— Start of Given records —
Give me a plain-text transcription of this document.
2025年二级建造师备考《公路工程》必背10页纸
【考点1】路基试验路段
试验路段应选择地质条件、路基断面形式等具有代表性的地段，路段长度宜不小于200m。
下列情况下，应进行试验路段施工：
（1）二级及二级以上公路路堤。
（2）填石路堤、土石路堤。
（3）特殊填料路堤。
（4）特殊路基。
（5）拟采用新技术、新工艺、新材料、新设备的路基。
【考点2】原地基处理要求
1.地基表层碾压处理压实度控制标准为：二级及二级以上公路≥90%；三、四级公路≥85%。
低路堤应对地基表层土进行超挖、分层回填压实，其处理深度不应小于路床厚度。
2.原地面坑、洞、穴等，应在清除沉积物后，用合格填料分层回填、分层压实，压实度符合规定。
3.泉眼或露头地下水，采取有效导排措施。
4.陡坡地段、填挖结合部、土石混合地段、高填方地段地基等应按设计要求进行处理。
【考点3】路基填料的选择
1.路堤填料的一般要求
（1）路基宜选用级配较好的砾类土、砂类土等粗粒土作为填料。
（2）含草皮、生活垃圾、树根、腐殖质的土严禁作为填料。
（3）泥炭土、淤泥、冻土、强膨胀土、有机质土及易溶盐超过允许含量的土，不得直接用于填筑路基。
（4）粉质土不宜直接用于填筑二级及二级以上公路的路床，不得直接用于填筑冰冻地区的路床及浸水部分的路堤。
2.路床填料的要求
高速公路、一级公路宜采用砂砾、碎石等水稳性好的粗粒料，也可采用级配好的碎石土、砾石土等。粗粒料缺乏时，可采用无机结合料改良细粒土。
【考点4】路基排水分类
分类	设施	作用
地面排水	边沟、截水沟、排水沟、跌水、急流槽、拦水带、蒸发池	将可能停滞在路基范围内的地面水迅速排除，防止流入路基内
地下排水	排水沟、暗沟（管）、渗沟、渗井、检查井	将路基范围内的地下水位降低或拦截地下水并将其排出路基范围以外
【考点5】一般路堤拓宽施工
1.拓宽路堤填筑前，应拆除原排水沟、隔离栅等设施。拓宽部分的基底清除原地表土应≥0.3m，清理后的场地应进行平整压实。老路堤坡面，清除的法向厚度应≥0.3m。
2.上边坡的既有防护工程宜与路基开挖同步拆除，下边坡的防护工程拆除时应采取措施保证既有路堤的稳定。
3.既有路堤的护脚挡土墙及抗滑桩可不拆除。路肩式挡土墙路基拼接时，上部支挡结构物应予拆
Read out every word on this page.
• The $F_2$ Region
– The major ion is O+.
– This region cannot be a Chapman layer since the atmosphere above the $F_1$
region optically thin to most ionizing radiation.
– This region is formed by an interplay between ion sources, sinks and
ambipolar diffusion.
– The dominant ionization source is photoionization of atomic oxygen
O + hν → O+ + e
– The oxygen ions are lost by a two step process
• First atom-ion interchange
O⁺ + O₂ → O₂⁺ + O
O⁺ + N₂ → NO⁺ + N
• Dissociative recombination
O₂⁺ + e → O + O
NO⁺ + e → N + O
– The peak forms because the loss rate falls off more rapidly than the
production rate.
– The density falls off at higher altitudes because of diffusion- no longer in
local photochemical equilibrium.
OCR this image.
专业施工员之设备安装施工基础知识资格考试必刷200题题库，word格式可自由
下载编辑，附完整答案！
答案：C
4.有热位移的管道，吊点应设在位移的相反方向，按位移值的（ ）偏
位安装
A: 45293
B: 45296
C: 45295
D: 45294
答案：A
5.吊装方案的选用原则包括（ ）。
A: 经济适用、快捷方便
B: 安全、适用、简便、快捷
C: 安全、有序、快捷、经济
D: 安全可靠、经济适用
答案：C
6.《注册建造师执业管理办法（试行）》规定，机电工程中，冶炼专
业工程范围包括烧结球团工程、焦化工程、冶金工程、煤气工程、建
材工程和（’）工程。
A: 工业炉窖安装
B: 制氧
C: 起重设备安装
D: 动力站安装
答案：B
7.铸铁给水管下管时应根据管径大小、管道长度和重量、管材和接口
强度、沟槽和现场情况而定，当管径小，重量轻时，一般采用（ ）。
— End of Given records —
_What to work on_:
Please quote the records above exactly, without skipping a line.

_Final result_:
Give me a plain-text transcription of this document.
2025年二级建造师备考《公路工程》必背10页纸
【考点1】路基试验路段
试验路段应选择地质条件、路基断面形式等具有代表性的地段，路段长度宜不小于200m。
下列情况下，应进行试验路段施工：
（1）二级及二级以上公路路堤。
（2）填石路堤、土石路堤。
（3）特殊填料路堤。
（4）特殊路基。
（5）拟采用新技术、新工艺、新材料、新设备的路基。
【考点2】原地基处理要求
1.地基表层碾压处理压实度控制标准为：二级及二级以上公路≥90%；三、四级公路≥85%。
低路堤应对地基表层土进行超挖、分层回填压实，其处理深度不应小于路床厚度。
2.原地面坑、洞、穴等，应在清除沉积物后，用合格填料分层回填、分层压实，压实度符合规定。
3.泉眼或露头地下水，采取有效导排措施。
4.陡坡地段、填挖结合部、土石混合地段、高填方地段地基等应按设计要求进行处理。
【考点3】路基填料的选择
1.路堤填料的一般要求
（1）路基宜选用级配较好的砾类土、砂类土等粗粒土作为填料。
（2）含草皮、生活垃圾、树根、腐殖质的土严禁作为填料。
（3）泥炭土、淤泥、冻土、强膨胀土、有机质土及易溶盐超过允许含量的土，不得直接用于填筑路基。
（4）粉质土不宜直接用于填筑二级及二级以上公路的路床，不得直接用于填筑冰冻地区的路床及浸水部分的路堤。
2.路床填料的要求
高速公路、一级公路宜采用砂砾、碎石等水稳性好的粗粒料，也可采用级配好的碎石土、砾石土等。粗粒料缺乏时，可采用无机结合料改良细粒土。
【考点4】路基排水分类
分类	设施	作用
地面排水	边沟、截水沟、排水沟、跌水、急流槽、拦水带、蒸发池	将可能停滞在路基范围内的地面水迅速排除，防止流入路基内
地下排水	排水沟、暗沟（管）、渗沟、渗井、检查井	将路基范围内的地下水位降低或拦截地下水并将其排出路基范围以外
【考点5】一般路堤拓宽施工
1.拓宽路堤填筑前，应拆除原排水沟、隔离栅等设施。拓宽部分的基底清除原地表土应≥0.3m，清理后的场地应进行平整压实。老路堤坡面，清除的法向厚度应≥0.3m。
2.上边坡的既有防护工程宜与路基开挖同步拆除，下边坡的防护工程拆除时应采取措施保证既有路堤的稳定。
3.既有路堤的护脚挡土墙及抗滑桩可不拆除。路肩式挡土墙路基拼接时，上部支挡结构物应予拆
Read out every word on this page.
• The $F_2$ Region
– The major ion is O+.
– This region cannot be a Chapman layer since the atmosphere above the $F_1$
region optically thin to most ionizing radiation.
– This region is formed by an interplay between ion sources, sinks and
ambipolar diffusion.
– The dominant ionization source is photoionization of atomic oxygen
O + hν → O+ + e
– The oxygen ions are lost by a two step process
• First atom-ion interchange
O⁺ + O₂ → O₂⁺ + O
O⁺ + N₂ → NO⁺ + N
• Dissociative recombination
O₂⁺ + e → O + O
NO⁺ + e → N + O
– The peak forms because the loss rate falls off more rapidly than the
production rate.
– The density falls off at higher altitudes because of diffusion- no longer in
local photochemical equilibrium.
OCR this image.
专业施工员之设备安装施工基础知识资格考试必刷200题题库，word格式可自由
下载编辑，附完整答案！
答案：C
4.有热位移的管道，吊点应设在位移的相反方向，按位移值的（ ）偏
位安装
A: 45293
B: 45296
C: 45295
D: 45294
答案：A
5.吊装方案的选用原则包括（ ）。
A: 经济适用、快捷方便
B: 安全、适用、简便、快捷
C: 安全、有序、快捷、经济
D: 安全可靠、经济适用
答案：C
6.《注册建造师执业管理办法（试行）》规定，机电工程中，冶炼专
业工程范围包括烧结球团工程、焦化工程、冶金工程、煤气工程、建
材工程和（’）工程。
A: 工业炉窖安装
B: 制氧
C: 起重设备安装
D: 动力站安装
答案：B
7.铸铁给水管下管时应根据管径大小、管道长度和重量、管材和接口
强度、沟槽和现场情况而定，当管径小，重量轻时，一般采用（ ）。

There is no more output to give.